> TO DO
The answer should contain each record below, repeated exactly.

START DATA LISTING

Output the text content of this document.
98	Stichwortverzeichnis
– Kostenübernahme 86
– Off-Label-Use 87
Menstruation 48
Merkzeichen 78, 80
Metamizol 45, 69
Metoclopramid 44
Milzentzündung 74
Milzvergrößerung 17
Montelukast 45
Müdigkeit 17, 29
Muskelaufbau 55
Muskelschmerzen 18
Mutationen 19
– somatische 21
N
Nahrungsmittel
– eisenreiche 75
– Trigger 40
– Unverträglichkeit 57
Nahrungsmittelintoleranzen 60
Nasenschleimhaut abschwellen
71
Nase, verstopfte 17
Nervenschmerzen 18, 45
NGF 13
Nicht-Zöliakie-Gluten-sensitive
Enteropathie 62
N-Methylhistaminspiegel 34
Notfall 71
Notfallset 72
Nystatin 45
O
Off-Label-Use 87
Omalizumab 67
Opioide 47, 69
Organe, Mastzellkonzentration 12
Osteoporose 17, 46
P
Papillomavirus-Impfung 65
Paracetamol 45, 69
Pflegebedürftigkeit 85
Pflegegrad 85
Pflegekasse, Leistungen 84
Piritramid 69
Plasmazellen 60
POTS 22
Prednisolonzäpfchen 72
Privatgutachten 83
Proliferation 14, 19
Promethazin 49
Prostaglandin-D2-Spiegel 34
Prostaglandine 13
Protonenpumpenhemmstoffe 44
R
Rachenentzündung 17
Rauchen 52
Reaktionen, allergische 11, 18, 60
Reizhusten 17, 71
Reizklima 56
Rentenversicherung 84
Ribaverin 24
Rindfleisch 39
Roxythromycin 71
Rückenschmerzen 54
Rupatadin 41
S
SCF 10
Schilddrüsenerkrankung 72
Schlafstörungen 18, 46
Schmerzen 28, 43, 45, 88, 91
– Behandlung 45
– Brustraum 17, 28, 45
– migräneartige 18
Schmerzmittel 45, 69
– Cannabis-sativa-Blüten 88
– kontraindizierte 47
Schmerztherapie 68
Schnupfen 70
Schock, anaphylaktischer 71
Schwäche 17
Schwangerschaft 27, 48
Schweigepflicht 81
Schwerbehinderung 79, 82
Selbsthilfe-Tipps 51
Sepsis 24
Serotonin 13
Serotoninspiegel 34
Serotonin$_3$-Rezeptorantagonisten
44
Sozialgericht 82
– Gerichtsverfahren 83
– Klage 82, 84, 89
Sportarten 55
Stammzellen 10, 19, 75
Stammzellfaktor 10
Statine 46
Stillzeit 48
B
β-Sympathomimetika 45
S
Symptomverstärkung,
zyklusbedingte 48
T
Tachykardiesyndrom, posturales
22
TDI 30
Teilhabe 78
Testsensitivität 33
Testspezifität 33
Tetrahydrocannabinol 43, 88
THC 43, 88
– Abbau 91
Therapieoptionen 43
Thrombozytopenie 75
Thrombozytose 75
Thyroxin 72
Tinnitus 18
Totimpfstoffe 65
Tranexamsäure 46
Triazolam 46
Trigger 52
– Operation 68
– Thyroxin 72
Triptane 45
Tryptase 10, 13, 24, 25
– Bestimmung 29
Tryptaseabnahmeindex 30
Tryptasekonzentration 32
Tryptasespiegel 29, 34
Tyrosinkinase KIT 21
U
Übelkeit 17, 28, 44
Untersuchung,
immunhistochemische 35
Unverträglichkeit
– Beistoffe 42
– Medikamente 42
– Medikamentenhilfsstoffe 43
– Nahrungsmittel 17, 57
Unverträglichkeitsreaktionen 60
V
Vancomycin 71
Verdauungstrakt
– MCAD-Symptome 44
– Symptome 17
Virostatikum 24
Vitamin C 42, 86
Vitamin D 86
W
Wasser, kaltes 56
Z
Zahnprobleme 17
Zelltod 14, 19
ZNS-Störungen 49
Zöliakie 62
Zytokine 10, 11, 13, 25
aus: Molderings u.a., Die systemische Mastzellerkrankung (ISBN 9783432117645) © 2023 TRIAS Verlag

END DATA LISTING

> SOLUTION TO THIS EXERCISE
Output the text content of this document.
98	Stichwortverzeichnis
– Kostenübernahme 86
– Off-Label-Use 87
Menstruation 48
Merkzeichen 78, 80
Metamizol 45, 69
Metoclopramid 44
Milzentzündung 74
Milzvergrößerung 17
Montelukast 45
Müdigkeit 17, 29
Muskelaufbau 55
Muskelschmerzen 18
Mutationen 19
– somatische 21
N
Nahrungsmittel
– eisenreiche 75
– Trigger 40
– Unverträglichkeit 57
Nahrungsmittelintoleranzen 60
Nasenschleimhaut abschwellen
71
Nase, verstopfte 17
Nervenschmerzen 18, 45
NGF 13
Nicht-Zöliakie-Gluten-sensitive
Enteropathie 62
N-Methylhistaminspiegel 34
Notfall 71
Notfallset 72
Nystatin 45
O
Off-Label-Use 87
Omalizumab 67
Opioide 47, 69
Organe, Mastzellkonzentration 12
Osteoporose 17, 46
P
Papillomavirus-Impfung 65
Paracetamol 45, 69
Pflegebedürftigkeit 85
Pflegegrad 85
Pflegekasse, Leistungen 84
Piritramid 69
Plasmazellen 60
POTS 22
Prednisolonzäpfchen 72
Privatgutachten 83
Proliferation 14, 19
Promethazin 49
Prostaglandin-D2-Spiegel 34
Prostaglandine 13
Protonenpumpenhemmstoffe 44
R
Rachenentzündung 17
Rauchen 52
Reaktionen, allergische 11, 18, 60
Reizhusten 17, 71
Reizklima 56
Rentenversicherung 84
Ribaverin 24
Rindfleisch 39
Roxythromycin 71
Rückenschmerzen 54
Rupatadin 41
S
SCF 10
Schilddrüsenerkrankung 72
Schlafstörungen 18, 46
Schmerzen 28, 43, 45, 88, 91
– Behandlung 45
– Brustraum 17, 28, 45
– migräneartige 18
Schmerzmittel 45, 69
– Cannabis-sativa-Blüten 88
– kontraindizierte 47
Schmerztherapie 68
Schnupfen 70
Schock, anaphylaktischer 71
Schwäche 17
Schwangerschaft 27, 48
Schweigepflicht 81
Schwerbehinderung 79, 82
Selbsthilfe-Tipps 51
Sepsis 24
Serotonin 13
Serotoninspiegel 34
Serotonin$_3$-Rezeptorantagonisten
44
Sozialgericht 82
– Gerichtsverfahren 83
– Klage 82, 84, 89
Sportarten 55
Stammzellen 10, 19, 75
Stammzellfaktor 10
Statine 46
Stillzeit 48
B
β-Sympathomimetika 45
S
Symptomverstärkung,
zyklusbedingte 48
T
Tachykardiesyndrom, posturales
22
TDI 30
Teilhabe 78
Testsensitivität 33
Testspezifität 33
Tetrahydrocannabinol 43, 88
THC 43, 88
– Abbau 91
Therapieoptionen 43
Thrombozytopenie 75
Thrombozytose 75
Thyroxin 72
Tinnitus 18
Totimpfstoffe 65
Tranexamsäure 46
Triazolam 46
Trigger 52
– Operation 68
– Thyroxin 72
Triptane 45
Tryptase 10, 13, 24, 25
– Bestimmung 29
Tryptaseabnahmeindex 30
Tryptasekonzentration 32
Tryptasespiegel 29, 34
Tyrosinkinase KIT 21
U
Übelkeit 17, 28, 44
Untersuchung,
immunhistochemische 35
Unverträglichkeit
– Beistoffe 42
– Medikamente 42
– Medikamentenhilfsstoffe 43
– Nahrungsmittel 17, 57
Unverträglichkeitsreaktionen 60
V
Vancomycin 71
Verdauungstrakt
– MCAD-Symptome 44
– Symptome 17
Virostatikum 24
Vitamin C 42, 86
Vitamin D 86
W
Wasser, kaltes 56
Z
Zahnprobleme 17
Zelltod 14, 19
ZNS-Störungen 49
Zöliakie 62
Zytokine 10, 11, 13, 25
aus: Molderings u.a., Die systemische Mastzellerkrankung (ISBN 9783432117645) © 2023 TRIAS Verlag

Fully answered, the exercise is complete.